**Instruction**
Keep only the lines of the data below that contain "USDT", and copy them.

>> Begin Material supplied

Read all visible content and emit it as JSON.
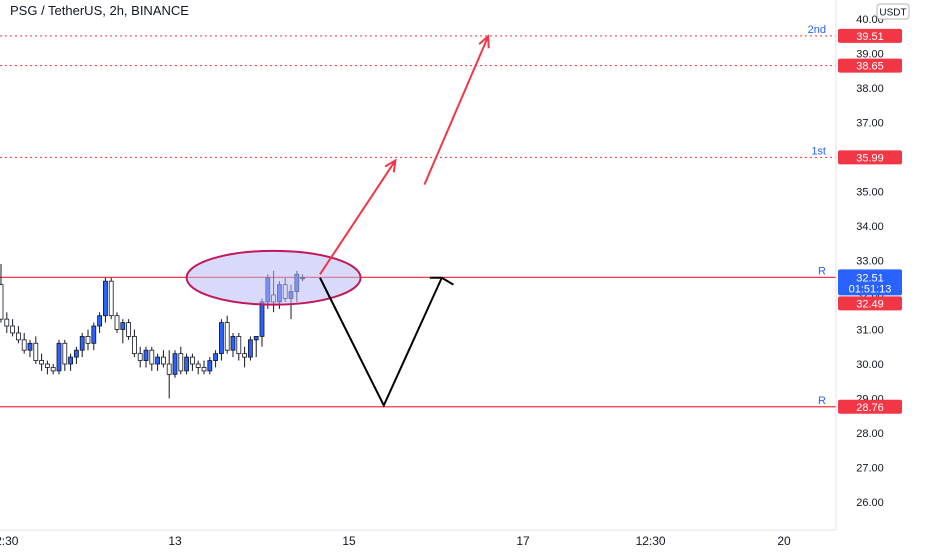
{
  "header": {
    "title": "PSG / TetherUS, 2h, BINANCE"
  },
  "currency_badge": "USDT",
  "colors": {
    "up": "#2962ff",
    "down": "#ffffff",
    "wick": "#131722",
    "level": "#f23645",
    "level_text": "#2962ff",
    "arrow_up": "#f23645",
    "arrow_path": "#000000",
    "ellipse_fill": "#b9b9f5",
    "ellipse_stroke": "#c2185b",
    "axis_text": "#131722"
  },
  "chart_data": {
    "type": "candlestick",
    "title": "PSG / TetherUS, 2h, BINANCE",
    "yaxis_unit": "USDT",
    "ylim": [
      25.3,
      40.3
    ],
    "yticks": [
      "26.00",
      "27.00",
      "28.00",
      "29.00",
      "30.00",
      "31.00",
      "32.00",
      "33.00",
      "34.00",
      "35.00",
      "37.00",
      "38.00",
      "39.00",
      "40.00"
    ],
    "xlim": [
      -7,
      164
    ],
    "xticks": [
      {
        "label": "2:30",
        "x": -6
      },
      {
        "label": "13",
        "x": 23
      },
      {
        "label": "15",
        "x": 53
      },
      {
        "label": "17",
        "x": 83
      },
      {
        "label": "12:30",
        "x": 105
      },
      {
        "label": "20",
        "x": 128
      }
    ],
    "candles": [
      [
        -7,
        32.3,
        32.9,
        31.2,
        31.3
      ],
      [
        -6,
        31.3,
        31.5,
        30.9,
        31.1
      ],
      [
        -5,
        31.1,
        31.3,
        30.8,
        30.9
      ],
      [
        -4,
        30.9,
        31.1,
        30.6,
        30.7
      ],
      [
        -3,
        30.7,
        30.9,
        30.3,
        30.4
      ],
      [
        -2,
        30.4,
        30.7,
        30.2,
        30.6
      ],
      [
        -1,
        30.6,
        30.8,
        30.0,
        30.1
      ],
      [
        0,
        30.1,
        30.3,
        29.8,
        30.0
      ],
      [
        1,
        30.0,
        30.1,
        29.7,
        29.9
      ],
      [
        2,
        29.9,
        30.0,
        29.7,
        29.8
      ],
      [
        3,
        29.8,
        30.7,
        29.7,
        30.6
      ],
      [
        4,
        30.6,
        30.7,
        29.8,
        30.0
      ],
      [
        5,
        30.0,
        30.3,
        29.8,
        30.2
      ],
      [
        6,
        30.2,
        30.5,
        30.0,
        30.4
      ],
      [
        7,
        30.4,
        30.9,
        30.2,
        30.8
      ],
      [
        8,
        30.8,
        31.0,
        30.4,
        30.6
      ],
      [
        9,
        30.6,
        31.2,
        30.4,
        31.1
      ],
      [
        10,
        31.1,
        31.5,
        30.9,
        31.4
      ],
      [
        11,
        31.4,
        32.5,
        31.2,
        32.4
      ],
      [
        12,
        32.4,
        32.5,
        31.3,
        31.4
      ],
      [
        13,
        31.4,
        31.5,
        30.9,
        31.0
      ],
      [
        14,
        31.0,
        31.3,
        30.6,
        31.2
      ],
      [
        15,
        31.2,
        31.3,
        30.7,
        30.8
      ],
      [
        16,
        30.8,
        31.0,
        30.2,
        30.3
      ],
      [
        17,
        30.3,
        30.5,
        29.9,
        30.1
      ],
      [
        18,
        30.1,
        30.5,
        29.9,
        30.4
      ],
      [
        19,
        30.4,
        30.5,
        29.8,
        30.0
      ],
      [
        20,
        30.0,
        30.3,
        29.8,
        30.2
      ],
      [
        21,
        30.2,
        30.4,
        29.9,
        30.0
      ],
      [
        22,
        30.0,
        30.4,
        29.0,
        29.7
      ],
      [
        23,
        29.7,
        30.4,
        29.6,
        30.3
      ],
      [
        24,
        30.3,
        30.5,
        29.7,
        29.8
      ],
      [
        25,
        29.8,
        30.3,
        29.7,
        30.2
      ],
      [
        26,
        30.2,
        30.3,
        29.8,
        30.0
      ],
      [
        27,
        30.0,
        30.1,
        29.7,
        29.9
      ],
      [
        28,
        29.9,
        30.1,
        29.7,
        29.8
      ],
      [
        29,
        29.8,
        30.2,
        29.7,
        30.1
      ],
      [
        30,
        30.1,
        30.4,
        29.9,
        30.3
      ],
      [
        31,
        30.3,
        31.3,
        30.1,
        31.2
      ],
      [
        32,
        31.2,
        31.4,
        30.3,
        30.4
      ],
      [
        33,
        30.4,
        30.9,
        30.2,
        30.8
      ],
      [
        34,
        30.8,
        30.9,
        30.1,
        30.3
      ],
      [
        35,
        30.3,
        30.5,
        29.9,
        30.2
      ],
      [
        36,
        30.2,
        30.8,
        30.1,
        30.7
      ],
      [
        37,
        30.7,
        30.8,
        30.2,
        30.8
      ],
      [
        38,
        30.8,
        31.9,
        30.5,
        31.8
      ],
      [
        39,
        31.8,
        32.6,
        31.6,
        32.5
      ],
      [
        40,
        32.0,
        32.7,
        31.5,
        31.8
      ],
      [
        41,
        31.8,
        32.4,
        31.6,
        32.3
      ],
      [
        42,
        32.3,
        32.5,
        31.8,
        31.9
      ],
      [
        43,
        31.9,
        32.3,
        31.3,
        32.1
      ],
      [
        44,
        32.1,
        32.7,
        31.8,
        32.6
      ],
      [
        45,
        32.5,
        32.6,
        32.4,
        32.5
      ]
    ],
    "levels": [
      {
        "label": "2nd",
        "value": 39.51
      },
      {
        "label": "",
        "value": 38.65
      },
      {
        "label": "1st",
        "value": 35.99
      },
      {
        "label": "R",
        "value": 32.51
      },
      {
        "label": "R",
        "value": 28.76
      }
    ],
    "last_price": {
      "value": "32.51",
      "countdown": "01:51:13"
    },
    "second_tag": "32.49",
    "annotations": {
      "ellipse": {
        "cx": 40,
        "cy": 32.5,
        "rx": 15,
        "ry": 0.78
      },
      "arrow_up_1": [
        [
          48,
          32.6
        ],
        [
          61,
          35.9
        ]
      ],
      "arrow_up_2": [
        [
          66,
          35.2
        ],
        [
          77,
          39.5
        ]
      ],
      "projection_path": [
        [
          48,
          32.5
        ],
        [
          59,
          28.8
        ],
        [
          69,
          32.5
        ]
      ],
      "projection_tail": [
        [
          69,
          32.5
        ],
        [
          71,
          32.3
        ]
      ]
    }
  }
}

>> End Material supplied
>> Begin Material supplied

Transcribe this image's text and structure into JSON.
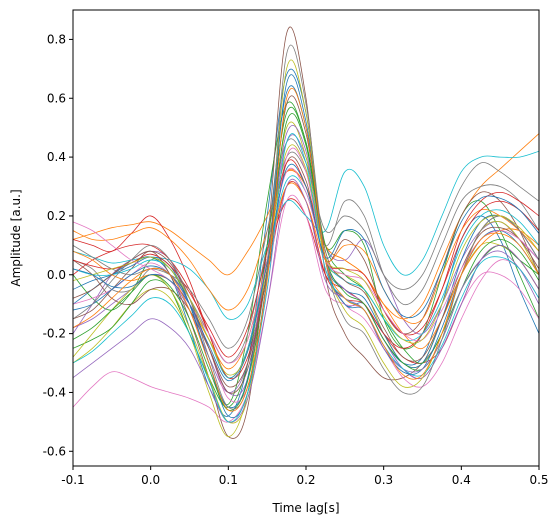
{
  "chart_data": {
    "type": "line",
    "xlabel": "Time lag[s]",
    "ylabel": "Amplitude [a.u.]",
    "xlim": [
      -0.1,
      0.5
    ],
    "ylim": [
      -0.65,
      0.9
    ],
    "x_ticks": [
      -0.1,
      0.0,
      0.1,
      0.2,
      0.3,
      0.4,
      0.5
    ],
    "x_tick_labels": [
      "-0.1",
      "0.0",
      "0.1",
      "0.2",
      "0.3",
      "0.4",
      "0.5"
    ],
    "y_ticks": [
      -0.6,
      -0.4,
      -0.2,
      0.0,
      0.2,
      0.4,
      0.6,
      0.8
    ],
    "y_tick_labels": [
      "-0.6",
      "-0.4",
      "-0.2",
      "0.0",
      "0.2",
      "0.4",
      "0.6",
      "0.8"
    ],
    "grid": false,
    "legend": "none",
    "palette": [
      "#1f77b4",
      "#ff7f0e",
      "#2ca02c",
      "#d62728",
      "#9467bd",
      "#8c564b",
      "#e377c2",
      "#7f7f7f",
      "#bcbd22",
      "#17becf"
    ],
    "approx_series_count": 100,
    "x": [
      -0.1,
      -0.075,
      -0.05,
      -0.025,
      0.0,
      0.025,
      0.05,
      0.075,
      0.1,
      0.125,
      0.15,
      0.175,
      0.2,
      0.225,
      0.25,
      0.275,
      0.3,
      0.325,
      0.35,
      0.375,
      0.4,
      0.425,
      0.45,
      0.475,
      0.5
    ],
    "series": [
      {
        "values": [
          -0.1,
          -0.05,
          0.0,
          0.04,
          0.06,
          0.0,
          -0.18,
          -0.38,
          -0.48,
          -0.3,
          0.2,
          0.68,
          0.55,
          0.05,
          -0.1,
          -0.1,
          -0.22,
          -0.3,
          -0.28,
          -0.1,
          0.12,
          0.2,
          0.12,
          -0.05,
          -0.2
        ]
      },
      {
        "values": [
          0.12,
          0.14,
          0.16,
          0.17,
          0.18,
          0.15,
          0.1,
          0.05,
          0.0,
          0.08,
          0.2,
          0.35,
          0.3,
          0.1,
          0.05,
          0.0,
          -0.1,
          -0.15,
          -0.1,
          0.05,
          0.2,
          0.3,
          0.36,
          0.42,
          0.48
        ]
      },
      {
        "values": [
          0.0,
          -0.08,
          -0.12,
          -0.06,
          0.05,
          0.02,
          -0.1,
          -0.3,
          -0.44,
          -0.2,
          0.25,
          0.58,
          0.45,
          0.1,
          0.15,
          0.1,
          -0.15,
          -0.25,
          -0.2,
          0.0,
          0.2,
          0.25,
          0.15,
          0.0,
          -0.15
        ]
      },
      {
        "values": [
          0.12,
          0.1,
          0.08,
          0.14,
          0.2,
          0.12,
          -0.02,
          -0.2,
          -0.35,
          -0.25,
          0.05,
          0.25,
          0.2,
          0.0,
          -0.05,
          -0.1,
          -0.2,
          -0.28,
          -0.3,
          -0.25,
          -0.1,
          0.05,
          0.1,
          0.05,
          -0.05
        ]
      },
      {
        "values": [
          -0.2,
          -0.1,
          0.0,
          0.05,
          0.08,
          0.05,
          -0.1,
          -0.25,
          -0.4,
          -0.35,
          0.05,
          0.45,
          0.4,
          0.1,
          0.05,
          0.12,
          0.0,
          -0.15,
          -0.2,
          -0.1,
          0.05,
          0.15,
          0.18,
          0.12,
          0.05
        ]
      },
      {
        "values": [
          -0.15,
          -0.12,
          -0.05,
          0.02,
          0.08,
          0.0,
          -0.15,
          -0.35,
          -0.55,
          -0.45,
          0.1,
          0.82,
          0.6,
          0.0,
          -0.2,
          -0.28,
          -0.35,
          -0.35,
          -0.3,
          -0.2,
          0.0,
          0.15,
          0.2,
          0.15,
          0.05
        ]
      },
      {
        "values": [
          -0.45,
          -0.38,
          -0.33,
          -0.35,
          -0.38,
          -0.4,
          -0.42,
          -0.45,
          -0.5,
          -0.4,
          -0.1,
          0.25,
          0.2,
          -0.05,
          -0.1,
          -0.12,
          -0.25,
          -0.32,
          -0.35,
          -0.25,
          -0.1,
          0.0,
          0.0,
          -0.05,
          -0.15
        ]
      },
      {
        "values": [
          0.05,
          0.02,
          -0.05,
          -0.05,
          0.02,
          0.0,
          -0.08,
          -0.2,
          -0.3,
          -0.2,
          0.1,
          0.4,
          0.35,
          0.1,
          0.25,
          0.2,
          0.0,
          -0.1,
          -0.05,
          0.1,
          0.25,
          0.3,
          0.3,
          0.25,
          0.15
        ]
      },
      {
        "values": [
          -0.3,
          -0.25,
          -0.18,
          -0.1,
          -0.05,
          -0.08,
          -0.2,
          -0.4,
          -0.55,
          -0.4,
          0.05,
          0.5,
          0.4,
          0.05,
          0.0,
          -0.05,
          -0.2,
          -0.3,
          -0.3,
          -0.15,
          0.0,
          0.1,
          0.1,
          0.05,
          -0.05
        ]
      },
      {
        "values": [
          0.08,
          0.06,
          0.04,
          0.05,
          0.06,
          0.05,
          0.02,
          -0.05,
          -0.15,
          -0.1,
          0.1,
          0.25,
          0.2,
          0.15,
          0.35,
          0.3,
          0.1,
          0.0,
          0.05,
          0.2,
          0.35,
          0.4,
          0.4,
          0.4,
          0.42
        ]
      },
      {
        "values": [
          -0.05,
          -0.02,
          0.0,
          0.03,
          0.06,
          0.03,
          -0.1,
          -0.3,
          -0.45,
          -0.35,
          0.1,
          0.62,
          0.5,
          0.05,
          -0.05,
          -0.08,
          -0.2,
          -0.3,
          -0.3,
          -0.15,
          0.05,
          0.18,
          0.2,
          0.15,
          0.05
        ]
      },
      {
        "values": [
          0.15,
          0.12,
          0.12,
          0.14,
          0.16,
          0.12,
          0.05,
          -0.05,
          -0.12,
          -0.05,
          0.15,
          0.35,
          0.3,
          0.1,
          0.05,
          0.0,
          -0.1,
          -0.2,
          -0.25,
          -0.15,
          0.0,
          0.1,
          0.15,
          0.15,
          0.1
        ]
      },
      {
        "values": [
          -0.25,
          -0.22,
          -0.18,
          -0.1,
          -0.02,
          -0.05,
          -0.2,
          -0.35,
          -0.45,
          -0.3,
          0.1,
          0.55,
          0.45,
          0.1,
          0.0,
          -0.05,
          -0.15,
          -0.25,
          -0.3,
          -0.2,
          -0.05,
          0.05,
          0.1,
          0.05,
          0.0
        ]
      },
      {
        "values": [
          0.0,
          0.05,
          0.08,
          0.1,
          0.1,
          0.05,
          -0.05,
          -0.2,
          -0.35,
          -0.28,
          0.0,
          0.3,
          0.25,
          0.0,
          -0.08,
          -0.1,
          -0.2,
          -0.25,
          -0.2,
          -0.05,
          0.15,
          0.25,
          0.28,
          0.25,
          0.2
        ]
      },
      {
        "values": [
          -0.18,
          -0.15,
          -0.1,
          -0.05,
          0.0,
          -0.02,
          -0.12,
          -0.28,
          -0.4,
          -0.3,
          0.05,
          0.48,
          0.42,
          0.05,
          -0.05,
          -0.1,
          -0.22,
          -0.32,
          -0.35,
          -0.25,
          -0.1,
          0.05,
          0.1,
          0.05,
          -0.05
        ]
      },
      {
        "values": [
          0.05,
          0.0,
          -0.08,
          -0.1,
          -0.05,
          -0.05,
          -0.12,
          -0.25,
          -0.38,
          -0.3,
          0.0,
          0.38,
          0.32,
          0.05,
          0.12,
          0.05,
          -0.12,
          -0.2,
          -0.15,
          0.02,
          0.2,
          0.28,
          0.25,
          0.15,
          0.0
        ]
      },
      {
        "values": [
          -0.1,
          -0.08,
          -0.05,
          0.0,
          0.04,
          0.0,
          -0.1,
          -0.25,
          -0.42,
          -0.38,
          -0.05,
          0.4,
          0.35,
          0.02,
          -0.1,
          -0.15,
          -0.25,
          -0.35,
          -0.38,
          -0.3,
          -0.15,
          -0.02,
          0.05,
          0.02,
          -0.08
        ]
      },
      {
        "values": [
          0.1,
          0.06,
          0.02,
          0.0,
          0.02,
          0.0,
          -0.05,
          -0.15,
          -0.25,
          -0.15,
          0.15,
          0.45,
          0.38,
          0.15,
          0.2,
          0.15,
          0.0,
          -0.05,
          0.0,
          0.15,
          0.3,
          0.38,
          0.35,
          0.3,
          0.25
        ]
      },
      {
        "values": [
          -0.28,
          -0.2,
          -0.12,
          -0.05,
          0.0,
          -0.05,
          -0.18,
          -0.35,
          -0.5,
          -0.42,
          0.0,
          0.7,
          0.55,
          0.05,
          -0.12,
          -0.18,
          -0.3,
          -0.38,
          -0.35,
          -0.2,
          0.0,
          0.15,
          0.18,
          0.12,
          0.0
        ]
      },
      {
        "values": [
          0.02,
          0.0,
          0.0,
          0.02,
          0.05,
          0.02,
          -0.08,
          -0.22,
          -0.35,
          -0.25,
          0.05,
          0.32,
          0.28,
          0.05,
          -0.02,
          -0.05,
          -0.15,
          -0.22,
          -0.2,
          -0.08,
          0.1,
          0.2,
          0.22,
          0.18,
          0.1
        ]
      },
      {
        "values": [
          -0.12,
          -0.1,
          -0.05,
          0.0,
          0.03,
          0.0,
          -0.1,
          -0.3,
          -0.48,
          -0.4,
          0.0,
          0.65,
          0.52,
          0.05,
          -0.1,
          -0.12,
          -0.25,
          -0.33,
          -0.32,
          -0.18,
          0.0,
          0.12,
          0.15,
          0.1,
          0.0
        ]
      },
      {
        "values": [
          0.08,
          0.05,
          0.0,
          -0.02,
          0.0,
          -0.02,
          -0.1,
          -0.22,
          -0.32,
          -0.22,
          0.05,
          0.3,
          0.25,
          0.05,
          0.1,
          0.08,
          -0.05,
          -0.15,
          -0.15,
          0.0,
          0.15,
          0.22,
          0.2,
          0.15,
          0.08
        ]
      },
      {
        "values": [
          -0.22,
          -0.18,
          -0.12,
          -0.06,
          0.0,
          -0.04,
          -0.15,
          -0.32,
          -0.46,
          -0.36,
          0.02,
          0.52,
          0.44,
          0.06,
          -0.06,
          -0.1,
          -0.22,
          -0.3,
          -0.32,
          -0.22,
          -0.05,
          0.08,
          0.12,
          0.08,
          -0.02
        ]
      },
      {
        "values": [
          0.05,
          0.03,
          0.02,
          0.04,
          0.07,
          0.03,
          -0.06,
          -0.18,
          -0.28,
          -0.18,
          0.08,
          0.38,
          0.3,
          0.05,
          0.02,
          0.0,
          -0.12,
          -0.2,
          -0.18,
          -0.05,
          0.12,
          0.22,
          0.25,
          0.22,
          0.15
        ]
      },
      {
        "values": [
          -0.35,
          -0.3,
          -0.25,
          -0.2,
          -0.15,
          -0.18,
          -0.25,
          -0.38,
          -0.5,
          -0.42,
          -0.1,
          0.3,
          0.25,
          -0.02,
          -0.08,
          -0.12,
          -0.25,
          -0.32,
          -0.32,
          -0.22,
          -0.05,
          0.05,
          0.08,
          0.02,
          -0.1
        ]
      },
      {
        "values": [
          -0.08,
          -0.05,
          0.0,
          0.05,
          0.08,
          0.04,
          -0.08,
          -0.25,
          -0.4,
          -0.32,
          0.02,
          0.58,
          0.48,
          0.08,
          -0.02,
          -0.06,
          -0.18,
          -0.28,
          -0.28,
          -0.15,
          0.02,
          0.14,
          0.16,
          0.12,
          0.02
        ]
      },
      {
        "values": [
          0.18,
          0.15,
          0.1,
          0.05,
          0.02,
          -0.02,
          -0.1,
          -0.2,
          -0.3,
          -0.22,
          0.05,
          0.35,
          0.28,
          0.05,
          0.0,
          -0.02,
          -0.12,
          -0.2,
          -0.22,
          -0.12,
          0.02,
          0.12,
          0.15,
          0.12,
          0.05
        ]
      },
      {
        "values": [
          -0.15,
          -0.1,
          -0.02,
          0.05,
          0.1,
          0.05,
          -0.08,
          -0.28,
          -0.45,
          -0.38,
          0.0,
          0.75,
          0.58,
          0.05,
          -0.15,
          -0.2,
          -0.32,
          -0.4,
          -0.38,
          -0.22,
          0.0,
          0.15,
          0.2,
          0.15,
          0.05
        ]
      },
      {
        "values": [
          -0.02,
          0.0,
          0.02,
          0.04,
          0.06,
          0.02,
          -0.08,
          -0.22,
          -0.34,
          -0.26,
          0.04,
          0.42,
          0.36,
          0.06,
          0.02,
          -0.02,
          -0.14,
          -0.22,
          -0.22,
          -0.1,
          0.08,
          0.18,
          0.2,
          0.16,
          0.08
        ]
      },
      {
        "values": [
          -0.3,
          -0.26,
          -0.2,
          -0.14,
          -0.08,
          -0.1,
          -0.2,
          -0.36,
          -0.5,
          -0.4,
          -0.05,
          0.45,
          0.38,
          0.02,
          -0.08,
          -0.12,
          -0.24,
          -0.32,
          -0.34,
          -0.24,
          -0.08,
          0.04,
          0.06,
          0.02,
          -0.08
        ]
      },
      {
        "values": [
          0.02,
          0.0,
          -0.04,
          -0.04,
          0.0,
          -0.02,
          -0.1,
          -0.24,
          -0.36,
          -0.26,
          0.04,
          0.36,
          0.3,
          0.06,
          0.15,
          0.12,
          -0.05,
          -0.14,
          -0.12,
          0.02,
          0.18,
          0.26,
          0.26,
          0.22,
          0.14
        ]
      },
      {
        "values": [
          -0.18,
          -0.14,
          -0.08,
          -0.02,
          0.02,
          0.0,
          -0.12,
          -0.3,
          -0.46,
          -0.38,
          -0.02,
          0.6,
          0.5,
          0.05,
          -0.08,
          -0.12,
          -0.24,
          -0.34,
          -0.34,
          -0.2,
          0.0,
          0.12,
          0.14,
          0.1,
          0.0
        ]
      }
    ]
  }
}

>> End Material supplied

**Solved problem**
  "currency_badge": "USDT",
    "yaxis_unit": "USDT",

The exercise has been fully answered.